OBJECTIVE
Word for word, retype every entry in the listing.

* Begin RECORD EXTRACTS *

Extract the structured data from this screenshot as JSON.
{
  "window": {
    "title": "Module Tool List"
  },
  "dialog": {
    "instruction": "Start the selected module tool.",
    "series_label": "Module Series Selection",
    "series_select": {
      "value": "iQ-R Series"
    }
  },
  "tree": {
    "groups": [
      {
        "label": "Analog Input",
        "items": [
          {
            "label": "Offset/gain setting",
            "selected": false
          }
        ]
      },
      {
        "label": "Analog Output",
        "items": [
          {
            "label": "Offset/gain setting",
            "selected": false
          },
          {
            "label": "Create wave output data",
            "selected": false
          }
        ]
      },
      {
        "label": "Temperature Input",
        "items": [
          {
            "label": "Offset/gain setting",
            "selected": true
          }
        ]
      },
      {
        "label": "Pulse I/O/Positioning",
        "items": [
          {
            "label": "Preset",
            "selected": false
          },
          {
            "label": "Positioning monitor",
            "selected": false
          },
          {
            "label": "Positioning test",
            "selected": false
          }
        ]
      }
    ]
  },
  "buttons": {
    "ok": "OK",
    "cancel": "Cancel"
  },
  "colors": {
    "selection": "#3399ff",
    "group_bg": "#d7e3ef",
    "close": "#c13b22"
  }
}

* End RECORD EXTRACTS *

EXPECTED ANSWER
Extract the structured data from this screenshot as JSON.
{
  "window": {
    "title": "Module Tool List"
  },
  "dialog": {
    "instruction": "Start the selected module tool.",
    "series_label": "Module Series Selection",
    "series_select": {
      "value": "iQ-R Series"
    }
  },
  "tree": {
    "groups": [
      {
        "label": "Analog Input",
        "items": [
          {
            "label": "Offset/gain setting",
            "selected": false
          }
        ]
      },
      {
        "label": "Analog Output",
        "items": [
          {
            "label": "Offset/gain setting",
            "selected": false
          },
          {
            "label": "Create wave output data",
            "selected": false
          }
        ]
      },
      {
        "label": "Temperature Input",
        "items": [
          {
            "label": "Offset/gain setting",
            "selected": true
          }
        ]
      },
      {
        "label": "Pulse I/O/Positioning",
        "items": [
          {
            "label": "Preset",
            "selected": false
          },
          {
            "label": "Positioning monitor",
            "selected": false
          },
          {
            "label": "Positioning test",
            "selected": false
          }
        ]
      }
    ]
  },
  "buttons": {
    "ok": "OK",
    "cancel": "Cancel"
  },
  "colors": {
    "selection": "#3399ff",
    "group_bg": "#d7e3ef",
    "close": "#c13b22"
  }
}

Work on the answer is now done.